* **取り組む課題**:
• A. 薬事の仕事についての文章では、承認までに要する期間は通常どのくらいとされていますか?
• B. 薬事の仕事についての文章を、最後の文の続きから書き進めてください。

* **文書の抜粋**:
◆ ◆ ◆ ◆

薬事の仕事は、専門的で社会貢献度が高いので、薬剤師あこがれのポジションの一つです。でも、薬事への転職は難しいと感じていませんか?確かに簡単ではありません。しかし、諦める前に薬事のことをもっとよく知って、自分に向いているかどうかを確かめてみませんか?今回は薬事の具体的な仕事内容、やりがい、メリットを説明し、転職するために必要なことをアドバイスします。
薬事は、製薬メーカーにおける職種のひとつで、開発した薬剤の品質管理や品質の向上などに関する業務全般を行います。その中で特に重要なのが薬事申請です。ご承知のように、製薬メーカーが開発した新薬や新しい医療機器、あるいはそれらの輸入販売については、厚生労働省の承認を受ける必要があります。薬事はその承認を受けるための申請業務と、必要な書類作成を担当します。
申請書類に記載する内容は、対象となる医薬品や医療機器が求められる理由、開発プロセス、臨床・非臨床での試験内容、生体と原材料となる物質との適合性といった薬剤そのものに関する説明、さらには製造過程や品質管理体制など、広範囲に渡ります。
申請そのものは、厚生労働省所轄の独立行政法人医薬品医療機器総合機構に対して、オンラインで行います。申請書を提出すると、第三者機関や都道府県の専門家チームが書類の信頼性を調査し、調査員と薬事との面談が行われます。薬事は、調査員からの質問事項や調査を文書にまとめて、医薬品医療機器総合機構とやりとりを繰り返しますが、場合によっては再試験が必要になることもあります。
書類の信頼性の確認が終わると、審査の専門家チームが製造現場に赴き、製造過程が法令に準じた体制になっているかを確認し、その結果をまとめます。その後、薬事・食品衛生審議会がその調査結果を審議し、問題がなければ、厚生労働大臣が認可をするという経過をたどります。承認までに要する期間は、通常半年から1年、場合によってはさらに時間がかかることもあります。

◆ ◆ ◆ ◆

* **記録の抜粋**:
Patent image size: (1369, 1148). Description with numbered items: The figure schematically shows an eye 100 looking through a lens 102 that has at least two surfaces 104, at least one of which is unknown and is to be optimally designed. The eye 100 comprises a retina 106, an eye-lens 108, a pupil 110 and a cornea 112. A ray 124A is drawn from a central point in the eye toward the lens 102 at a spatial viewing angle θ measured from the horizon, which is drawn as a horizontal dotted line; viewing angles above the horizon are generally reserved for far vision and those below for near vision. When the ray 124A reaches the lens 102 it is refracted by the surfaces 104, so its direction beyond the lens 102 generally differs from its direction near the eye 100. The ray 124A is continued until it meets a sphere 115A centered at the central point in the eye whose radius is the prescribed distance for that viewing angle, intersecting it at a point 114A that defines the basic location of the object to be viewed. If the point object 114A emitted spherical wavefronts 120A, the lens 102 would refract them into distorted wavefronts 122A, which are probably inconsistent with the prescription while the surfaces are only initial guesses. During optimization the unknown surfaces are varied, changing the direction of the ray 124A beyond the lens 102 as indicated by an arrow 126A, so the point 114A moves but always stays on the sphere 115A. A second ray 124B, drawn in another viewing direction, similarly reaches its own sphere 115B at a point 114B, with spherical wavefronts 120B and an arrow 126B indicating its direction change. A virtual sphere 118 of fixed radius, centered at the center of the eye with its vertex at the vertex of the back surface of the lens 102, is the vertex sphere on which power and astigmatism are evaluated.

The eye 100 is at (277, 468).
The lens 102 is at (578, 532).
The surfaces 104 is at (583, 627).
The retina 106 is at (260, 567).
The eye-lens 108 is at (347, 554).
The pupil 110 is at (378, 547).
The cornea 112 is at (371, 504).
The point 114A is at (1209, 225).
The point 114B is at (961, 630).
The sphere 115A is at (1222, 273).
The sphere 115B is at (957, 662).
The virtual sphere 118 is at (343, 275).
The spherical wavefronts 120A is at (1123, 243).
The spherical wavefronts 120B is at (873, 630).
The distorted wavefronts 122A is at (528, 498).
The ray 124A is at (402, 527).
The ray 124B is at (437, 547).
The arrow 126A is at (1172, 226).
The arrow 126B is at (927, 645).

◆ ◆ ◆ ◆

* **回答**:
• A. 通常、半年から1年です。

• B.
薬事のそのほかの業務としては、商品の回収や改修などが発生した場合の行政対応、国内外の薬事関連法の調査や報告、薬事法に関連した通知や通達の管理、薬剤の品質や安全情報を収集し評価すること、行政やISO機関などの外部査察が行われる際の対応などがあります。
薬事のポジションは、薬剤開発に関する最新の知見に触れられる一方、専門性が高いので薬事法管理者資格が求められるケースも多くみられます。製薬メーカーのほか、化粧品や健康食品、サプリメントやヘルスケア、医療機器メーカーなども薬事を募集しています。
グローバル企業の場合、治験薬概要書が英語で書かれた共通フォーマットの場合が多いので、英語力が必要な場面も増えてきました。
薬事業務を行うには、当然ですが、薬剤や薬剤開発に関する専門知識が必要です。さらに、承認を受けるための申請書類の作成は詳細にわたるうえ、正確性が要求されるため、丁寧な書類作成が求められます。書類作成上で不明な点があれば、医薬品医療機器総合機構にそのつど確認する必要があります。
医薬品医療機器総合機構は尋ねられたことに対して、「はい」か「いいえ」でしか回答しないため、規定を解釈する力、的確な質問ができる質問力、コミュニケーション力も大切です。
社内においては、製造部門や開発部門などと幅広く協力しなければならないので、ここでもコミュニケーション力のほか、協調性や調整力を発揮しなければなりません。
数年前には、製薬メーカーがデータを改ざんして承認申請をするという不正が発生し、業務停止命令を受けたことがあります。このため、薬事は薬事法に精通していると同時に、コンプライアンス、つまり法令遵守への高い意識も欠かせません。
薬事の仕事は、新薬を世に送り出すという社会貢献度が高い職務であること、そしてやりがいがあり、誇りが持てることがメリットとして挙げられます。承認がおりるまでには長期間の努力が必要なので、無事に承認がおり、製品が世に出たときには達成感を味わうことができます。
収入については、ある調査によると平均年収は約534万円。国公立の病院や調剤薬局、ドラッグストアに比べて高めです。もちろん年齢や経験によって幅があり、国内企業の場合400万円から1000万円の間であることが多く、外資系では経験次第で1500万円になるケースもあります。
基本的に土日、祝祭日は休みで、有給休暇も取りやすい職場環境です。健康保険や年金なども手厚く、産休育休、介護休業なども整っているので、福利厚生の面でも安定しているといえるでしょう。
薬事に転職するために、国家資格などは特に必要ありません。とはいえ高度な専門性が求められるので、医薬品や医療機器の最新情報、薬事法など関連する法律、申請手続きなどについて常に学ぶことが求められます。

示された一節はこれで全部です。